• [Records supplied]:
----------

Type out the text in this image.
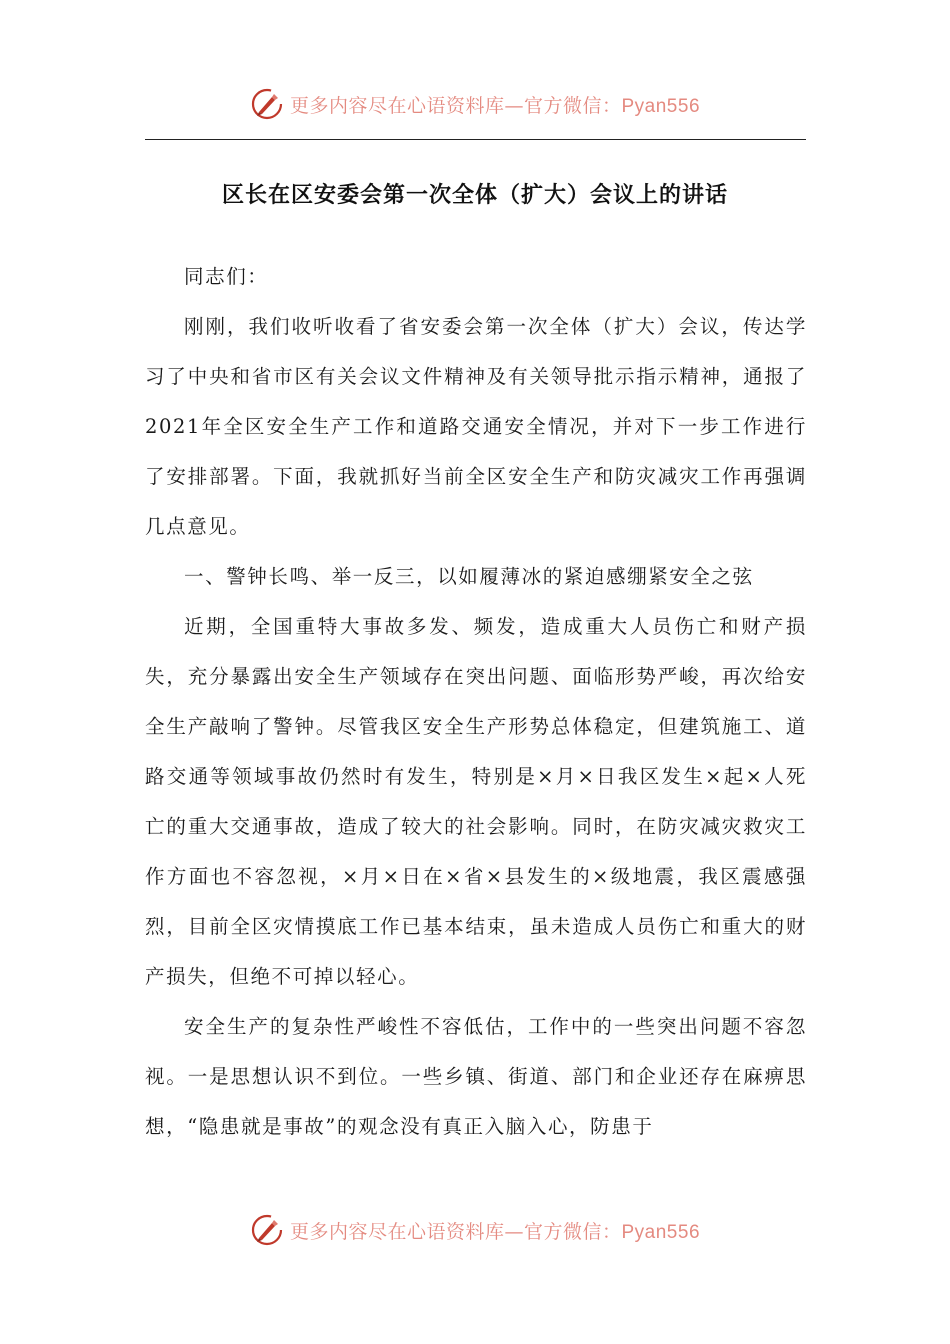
更多内容尽在心语资料库—官方微信：Pyan556
区长在区安委会第一次全体（扩大）会议上的讲话

同志们：

刚刚，我们收听收看了省安委会第一次全体（扩大）会议，传达学习了中央和省市区有关会议文件精神及有关领导批示指示精神，通报了2021年全区安全生产工作和道路交通安全情况，并对下一步工作进行了安排部署。下面，我就抓好当前全区安全生产和防灾减灾工作再强调几点意见。

一、警钟长鸣、举一反三，以如履薄冰的紧迫感绷紧安全之弦

近期，全国重特大事故多发、频发，造成重大人员伤亡和财产损失，充分暴露出安全生产领域存在突出问题、面临形势严峻，再次给安全生产敲响了警钟。尽管我区安全生产形势总体稳定，但建筑施工、道路交通等领域事故仍然时有发生，特别是×月×日我区发生×起×人死亡的重大交通事故，造成了较大的社会影响。同时，在防灾减灾救灾工作方面也不容忽视，×月×日在×省×县发生的×级地震，我区震感强烈，目前全区灾情摸底工作已基本结束，虽未造成人员伤亡和重大的财产损失，但绝不可掉以轻心。

安全生产的复杂性严峻性不容低估，工作中的一些突出问题不容忽视。一是思想认识不到位。一些乡镇、街道、部门和企业还存在麻痹思想，“隐患就是事故”的观念没有真正入脑入心，防患于

更多内容尽在心语资料库—官方微信：Pyan556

----------

• [Goal]:
Print out the lines exactly, skipping any picture.

• [Response]:
Type out the text in this image.
更多内容尽在心语资料库—官方微信：Pyan556
区长在区安委会第一次全体（扩大）会议上的讲话

同志们：

刚刚，我们收听收看了省安委会第一次全体（扩大）会议，传达学习了中央和省市区有关会议文件精神及有关领导批示指示精神，通报了2021年全区安全生产工作和道路交通安全情况，并对下一步工作进行了安排部署。下面，我就抓好当前全区安全生产和防灾减灾工作再强调几点意见。

一、警钟长鸣、举一反三，以如履薄冰的紧迫感绷紧安全之弦

近期，全国重特大事故多发、频发，造成重大人员伤亡和财产损失，充分暴露出安全生产领域存在突出问题、面临形势严峻，再次给安全生产敲响了警钟。尽管我区安全生产形势总体稳定，但建筑施工、道路交通等领域事故仍然时有发生，特别是×月×日我区发生×起×人死亡的重大交通事故，造成了较大的社会影响。同时，在防灾减灾救灾工作方面也不容忽视，×月×日在×省×县发生的×级地震，我区震感强烈，目前全区灾情摸底工作已基本结束，虽未造成人员伤亡和重大的财产损失，但绝不可掉以轻心。

安全生产的复杂性严峻性不容低估，工作中的一些突出问题不容忽视。一是思想认识不到位。一些乡镇、街道、部门和企业还存在麻痹思想，“隐患就是事故”的观念没有真正入脑入心，防患于

更多内容尽在心语资料库—官方微信：Pyan556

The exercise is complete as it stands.